— Goal —
Where a line holds the string "Date", return that line.
═══ Input records
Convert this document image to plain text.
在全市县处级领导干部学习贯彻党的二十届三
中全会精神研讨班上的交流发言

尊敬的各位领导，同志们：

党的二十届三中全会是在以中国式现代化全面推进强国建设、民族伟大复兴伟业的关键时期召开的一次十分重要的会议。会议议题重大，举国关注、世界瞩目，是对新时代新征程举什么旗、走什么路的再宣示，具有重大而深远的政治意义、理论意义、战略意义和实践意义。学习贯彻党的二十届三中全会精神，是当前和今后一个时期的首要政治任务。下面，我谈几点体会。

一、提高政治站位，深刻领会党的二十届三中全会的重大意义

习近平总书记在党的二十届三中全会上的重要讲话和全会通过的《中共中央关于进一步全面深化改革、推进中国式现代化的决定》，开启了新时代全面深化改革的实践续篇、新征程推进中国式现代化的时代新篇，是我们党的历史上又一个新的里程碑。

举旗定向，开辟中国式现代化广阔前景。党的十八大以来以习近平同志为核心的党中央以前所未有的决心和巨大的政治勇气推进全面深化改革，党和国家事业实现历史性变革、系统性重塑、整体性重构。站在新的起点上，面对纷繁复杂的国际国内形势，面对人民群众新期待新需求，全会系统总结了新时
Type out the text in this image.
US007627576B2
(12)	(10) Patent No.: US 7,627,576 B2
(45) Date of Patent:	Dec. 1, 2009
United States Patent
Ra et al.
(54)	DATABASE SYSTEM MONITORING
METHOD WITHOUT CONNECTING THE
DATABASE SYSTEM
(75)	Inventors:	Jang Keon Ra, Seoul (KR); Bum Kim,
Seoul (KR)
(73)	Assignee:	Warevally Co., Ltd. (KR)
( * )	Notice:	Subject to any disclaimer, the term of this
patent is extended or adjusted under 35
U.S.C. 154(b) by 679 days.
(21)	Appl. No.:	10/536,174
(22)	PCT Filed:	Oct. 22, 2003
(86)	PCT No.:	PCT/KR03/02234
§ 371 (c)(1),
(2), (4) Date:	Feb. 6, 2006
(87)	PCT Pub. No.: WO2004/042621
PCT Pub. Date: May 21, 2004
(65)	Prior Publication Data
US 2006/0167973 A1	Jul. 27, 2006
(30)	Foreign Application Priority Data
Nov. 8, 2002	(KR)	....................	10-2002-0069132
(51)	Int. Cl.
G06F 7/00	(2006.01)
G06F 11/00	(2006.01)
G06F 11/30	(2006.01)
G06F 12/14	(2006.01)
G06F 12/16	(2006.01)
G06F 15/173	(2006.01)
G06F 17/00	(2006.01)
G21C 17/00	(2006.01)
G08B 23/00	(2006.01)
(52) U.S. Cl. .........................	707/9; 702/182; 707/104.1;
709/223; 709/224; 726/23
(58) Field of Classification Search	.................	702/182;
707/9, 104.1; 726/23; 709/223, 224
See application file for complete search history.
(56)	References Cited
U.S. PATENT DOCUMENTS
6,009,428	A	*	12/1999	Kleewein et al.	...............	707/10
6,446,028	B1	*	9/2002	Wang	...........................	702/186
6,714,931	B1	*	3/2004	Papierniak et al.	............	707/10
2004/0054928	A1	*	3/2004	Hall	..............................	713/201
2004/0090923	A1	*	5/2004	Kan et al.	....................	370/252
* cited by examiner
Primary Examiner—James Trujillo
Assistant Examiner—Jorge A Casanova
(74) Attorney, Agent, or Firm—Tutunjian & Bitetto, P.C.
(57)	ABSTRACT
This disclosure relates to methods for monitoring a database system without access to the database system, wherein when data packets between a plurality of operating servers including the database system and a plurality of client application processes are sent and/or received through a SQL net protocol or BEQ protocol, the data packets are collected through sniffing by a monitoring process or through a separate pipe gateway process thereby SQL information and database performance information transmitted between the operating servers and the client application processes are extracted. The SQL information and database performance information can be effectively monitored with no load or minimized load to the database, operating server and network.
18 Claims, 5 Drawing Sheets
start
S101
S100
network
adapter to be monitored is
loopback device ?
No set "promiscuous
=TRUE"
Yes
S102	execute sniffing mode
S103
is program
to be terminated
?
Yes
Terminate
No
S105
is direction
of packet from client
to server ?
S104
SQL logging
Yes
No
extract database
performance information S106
══════
— Exercise result —
(45) Date of Patent:	Dec. 1, 2009
(2), (4) Date:	Feb. 6, 2006
PCT Pub. Date: May 21, 2004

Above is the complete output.